**EXTRACTED MATERIAL**:

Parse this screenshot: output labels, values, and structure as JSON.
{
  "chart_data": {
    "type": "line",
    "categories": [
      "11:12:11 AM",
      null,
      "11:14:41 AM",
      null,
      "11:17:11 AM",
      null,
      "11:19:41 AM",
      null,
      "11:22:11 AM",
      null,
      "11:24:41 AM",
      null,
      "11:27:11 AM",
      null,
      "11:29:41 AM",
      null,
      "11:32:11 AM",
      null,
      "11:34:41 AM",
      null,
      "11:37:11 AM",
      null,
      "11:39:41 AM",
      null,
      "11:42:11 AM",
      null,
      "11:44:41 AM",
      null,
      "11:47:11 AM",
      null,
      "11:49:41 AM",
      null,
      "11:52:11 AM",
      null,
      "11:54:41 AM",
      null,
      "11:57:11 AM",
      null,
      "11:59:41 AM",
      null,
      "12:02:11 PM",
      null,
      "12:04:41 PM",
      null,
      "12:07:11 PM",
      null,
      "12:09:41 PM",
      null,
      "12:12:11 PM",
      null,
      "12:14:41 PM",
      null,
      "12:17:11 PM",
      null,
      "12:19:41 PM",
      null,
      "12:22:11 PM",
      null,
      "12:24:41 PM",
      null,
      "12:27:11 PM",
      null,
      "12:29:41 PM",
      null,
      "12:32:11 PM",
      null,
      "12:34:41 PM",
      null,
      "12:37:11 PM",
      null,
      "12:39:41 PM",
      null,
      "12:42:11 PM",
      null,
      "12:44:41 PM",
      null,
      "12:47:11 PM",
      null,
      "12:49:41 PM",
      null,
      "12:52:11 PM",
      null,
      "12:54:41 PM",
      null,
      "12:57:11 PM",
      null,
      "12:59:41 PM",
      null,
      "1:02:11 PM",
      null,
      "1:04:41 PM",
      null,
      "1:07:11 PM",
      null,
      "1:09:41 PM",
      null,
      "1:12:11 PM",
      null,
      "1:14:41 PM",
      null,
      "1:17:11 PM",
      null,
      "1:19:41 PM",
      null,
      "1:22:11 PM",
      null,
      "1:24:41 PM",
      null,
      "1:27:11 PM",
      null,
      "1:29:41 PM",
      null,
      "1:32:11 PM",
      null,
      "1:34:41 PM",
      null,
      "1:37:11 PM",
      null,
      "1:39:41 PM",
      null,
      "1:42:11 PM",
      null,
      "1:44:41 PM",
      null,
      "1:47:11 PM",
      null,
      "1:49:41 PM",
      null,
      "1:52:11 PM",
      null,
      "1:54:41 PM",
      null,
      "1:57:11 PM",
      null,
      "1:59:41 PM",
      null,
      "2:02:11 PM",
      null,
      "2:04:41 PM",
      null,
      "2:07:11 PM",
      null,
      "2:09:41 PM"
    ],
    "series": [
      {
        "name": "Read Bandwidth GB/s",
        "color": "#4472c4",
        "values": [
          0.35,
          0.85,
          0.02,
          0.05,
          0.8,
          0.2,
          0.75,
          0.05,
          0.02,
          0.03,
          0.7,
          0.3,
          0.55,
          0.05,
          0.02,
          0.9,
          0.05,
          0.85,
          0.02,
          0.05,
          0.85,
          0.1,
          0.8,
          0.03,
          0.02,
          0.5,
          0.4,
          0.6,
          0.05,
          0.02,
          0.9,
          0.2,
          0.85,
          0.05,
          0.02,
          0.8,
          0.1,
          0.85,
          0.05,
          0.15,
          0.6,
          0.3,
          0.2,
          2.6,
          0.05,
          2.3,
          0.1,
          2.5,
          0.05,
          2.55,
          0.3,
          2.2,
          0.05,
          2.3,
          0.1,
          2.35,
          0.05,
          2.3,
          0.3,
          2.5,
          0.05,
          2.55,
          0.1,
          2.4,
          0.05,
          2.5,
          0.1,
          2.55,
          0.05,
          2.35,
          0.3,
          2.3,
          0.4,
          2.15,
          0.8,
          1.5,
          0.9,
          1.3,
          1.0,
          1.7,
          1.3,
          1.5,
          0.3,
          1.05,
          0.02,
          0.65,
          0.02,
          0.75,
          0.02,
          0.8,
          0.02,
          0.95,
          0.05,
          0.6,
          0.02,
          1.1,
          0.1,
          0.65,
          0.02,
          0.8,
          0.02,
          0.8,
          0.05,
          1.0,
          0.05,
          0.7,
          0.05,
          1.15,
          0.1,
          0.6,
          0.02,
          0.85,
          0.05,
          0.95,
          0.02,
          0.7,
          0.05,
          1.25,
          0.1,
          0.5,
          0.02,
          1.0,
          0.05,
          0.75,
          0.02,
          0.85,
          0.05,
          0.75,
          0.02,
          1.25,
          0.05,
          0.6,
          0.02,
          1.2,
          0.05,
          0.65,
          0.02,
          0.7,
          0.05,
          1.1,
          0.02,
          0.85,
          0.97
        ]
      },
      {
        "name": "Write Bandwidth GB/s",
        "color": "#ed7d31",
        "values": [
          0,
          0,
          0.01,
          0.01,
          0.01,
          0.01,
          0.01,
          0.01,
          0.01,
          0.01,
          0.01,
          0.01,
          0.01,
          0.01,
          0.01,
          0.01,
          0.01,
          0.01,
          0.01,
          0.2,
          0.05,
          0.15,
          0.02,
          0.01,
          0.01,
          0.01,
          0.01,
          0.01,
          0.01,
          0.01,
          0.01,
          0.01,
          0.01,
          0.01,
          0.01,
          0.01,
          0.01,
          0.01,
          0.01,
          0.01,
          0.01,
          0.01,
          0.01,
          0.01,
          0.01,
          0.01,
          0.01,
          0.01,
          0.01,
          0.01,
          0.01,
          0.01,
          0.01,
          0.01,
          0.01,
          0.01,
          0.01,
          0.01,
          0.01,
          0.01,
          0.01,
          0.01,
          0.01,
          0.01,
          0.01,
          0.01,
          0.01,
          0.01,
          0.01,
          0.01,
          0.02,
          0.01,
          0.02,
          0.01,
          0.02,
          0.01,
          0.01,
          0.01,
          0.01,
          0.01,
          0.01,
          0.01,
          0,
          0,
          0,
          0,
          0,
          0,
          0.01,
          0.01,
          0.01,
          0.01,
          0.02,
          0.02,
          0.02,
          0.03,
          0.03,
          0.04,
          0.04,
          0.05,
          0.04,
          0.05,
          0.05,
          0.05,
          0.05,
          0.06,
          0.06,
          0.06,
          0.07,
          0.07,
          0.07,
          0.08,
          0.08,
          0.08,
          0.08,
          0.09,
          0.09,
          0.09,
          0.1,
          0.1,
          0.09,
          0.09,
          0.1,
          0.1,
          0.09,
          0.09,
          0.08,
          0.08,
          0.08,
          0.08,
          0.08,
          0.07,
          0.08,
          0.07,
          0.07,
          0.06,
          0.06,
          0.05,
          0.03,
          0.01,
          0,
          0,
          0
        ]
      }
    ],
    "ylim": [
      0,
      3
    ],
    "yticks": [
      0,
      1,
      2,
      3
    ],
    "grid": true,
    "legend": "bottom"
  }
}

**EXERCISE**:
Copy each line holding the word "name" from the listing above.

**FINAL RESULT**:
        "name": "Read Bandwidth GB/s",
        "name": "Write Bandwidth GB/s",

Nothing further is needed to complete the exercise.